======== DATA LISTING
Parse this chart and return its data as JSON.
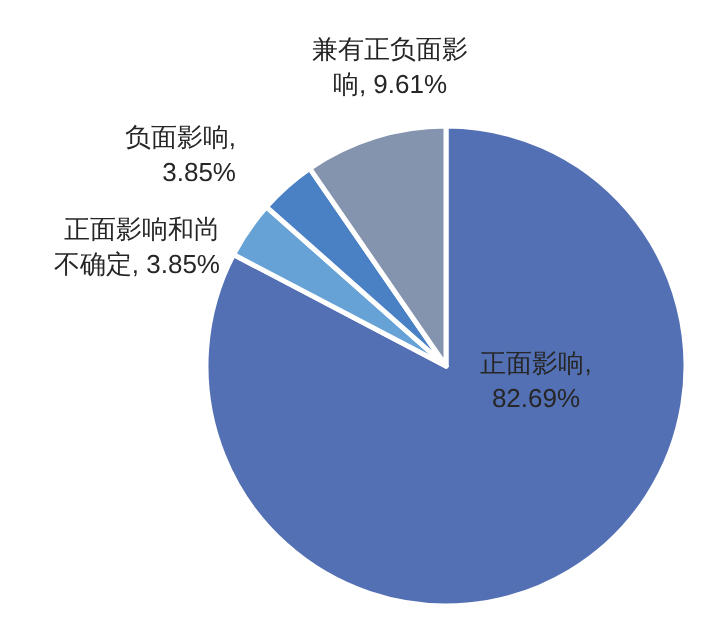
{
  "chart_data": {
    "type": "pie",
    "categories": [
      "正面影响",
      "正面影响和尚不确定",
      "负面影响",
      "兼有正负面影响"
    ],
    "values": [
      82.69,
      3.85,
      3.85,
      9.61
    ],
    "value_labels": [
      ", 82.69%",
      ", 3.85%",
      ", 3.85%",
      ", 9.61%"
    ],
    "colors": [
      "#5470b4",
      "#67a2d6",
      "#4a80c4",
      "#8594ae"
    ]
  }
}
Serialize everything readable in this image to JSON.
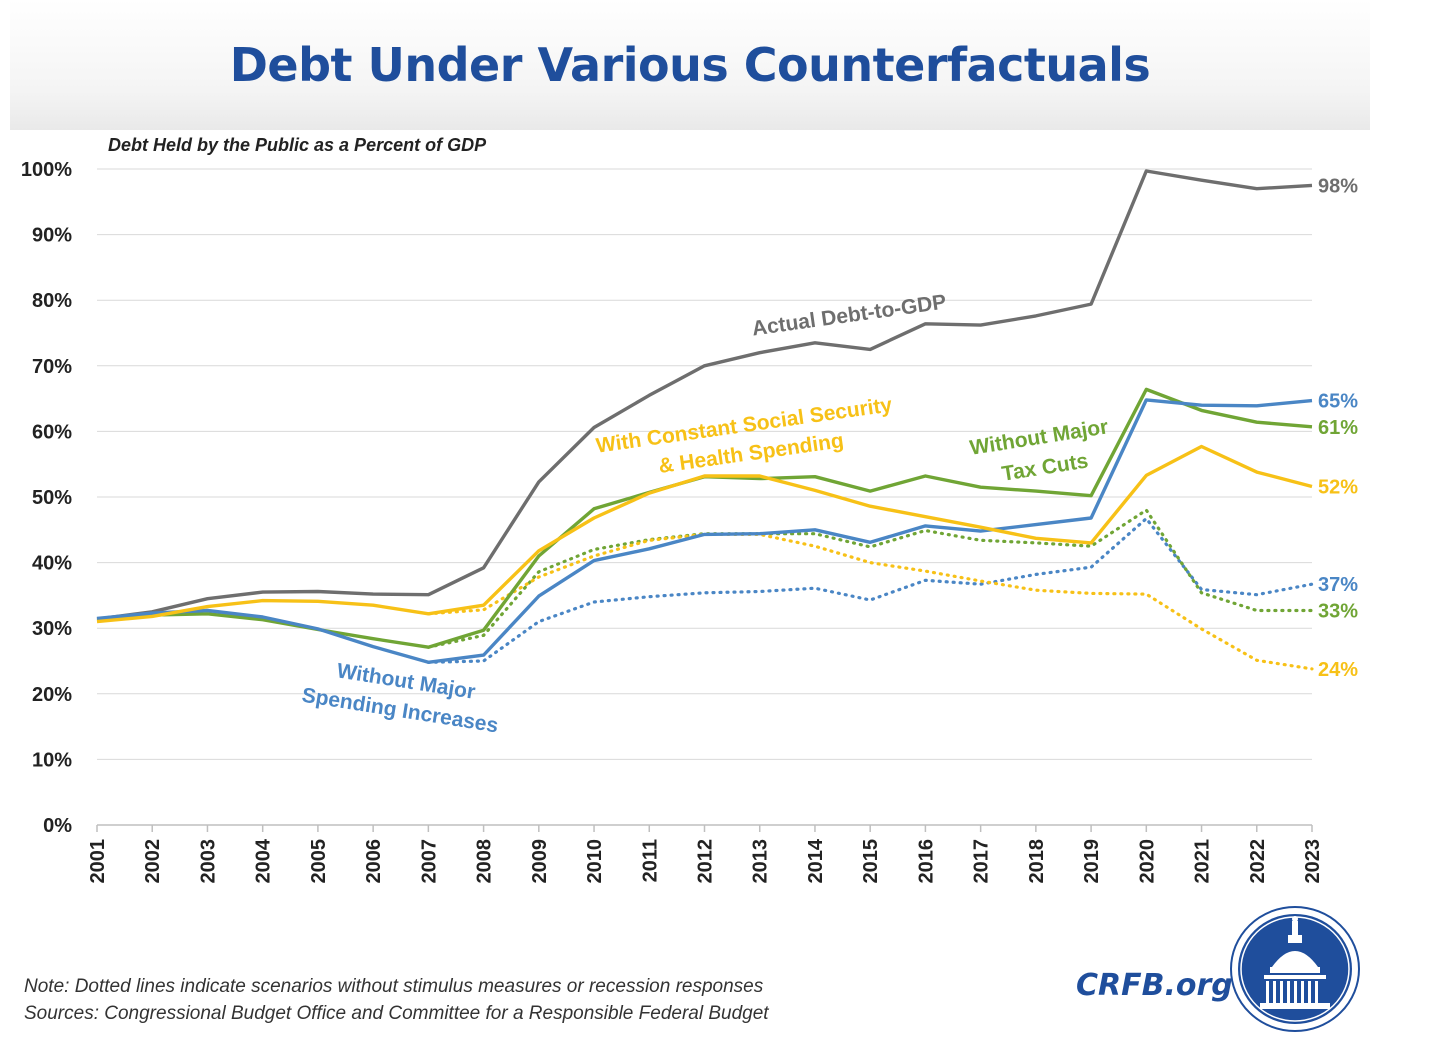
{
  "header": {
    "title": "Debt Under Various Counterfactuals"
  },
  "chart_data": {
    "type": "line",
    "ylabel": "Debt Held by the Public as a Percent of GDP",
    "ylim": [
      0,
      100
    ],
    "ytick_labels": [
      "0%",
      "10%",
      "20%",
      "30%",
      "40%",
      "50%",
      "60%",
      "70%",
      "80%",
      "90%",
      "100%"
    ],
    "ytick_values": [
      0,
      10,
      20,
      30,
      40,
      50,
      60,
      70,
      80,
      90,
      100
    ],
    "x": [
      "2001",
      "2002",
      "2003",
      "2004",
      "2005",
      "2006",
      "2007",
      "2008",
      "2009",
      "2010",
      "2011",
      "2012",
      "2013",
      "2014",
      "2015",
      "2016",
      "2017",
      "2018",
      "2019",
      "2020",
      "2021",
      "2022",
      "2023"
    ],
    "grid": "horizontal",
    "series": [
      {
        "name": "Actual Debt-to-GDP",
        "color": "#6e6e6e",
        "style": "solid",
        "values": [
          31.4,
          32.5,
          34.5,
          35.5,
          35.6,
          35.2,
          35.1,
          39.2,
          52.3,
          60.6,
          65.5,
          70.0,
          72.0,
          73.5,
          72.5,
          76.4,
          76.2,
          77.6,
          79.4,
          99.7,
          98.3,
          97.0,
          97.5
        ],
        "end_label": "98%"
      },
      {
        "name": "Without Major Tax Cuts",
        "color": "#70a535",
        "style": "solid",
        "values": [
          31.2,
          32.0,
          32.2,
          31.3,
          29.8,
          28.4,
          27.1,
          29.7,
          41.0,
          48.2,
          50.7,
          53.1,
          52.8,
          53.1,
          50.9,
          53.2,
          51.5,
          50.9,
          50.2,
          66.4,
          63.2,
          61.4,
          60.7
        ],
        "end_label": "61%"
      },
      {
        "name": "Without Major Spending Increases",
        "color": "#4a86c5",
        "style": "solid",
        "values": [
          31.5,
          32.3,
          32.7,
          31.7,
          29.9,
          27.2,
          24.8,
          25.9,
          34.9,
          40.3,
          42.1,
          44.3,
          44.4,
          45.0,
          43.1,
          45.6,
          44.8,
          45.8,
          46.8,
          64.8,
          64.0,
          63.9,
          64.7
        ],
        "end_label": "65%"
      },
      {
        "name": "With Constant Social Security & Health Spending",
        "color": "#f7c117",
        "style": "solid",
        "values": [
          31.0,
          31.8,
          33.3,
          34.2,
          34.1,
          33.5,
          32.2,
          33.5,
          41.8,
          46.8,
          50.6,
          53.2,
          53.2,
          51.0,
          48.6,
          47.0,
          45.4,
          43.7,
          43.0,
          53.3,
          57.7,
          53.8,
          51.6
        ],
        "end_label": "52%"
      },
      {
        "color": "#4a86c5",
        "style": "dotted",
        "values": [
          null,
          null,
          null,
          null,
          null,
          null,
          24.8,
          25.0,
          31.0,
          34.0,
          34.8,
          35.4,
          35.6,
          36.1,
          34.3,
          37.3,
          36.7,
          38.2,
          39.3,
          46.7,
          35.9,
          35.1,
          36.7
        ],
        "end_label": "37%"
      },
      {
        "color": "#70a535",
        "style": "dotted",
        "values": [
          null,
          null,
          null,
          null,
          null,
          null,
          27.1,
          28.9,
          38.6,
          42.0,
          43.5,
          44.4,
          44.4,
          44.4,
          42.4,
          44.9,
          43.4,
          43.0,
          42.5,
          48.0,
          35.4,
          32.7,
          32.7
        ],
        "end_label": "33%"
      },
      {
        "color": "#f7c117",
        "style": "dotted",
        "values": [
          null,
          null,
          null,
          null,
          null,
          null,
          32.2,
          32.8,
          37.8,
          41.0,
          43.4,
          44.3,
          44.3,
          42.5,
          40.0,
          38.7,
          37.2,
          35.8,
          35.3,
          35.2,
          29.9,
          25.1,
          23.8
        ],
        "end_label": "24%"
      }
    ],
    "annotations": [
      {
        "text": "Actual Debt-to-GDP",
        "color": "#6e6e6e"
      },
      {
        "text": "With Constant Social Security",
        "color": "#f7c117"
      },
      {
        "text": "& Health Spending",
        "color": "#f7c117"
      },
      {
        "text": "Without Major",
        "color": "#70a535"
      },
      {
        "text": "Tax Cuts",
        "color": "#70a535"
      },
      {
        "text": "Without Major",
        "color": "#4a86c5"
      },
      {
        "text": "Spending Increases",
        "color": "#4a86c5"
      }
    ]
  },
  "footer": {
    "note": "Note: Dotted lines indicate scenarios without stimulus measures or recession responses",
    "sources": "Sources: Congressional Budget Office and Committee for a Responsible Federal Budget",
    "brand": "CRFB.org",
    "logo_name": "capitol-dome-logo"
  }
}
================
**DESCRIPTION OF THE TASK**: Show all lines in the entries above where the string "JSON" appears.

**FULL OUTPUT**:
Parse this chart and return its data as JSON.
Serialize everything readable in this image to JSON.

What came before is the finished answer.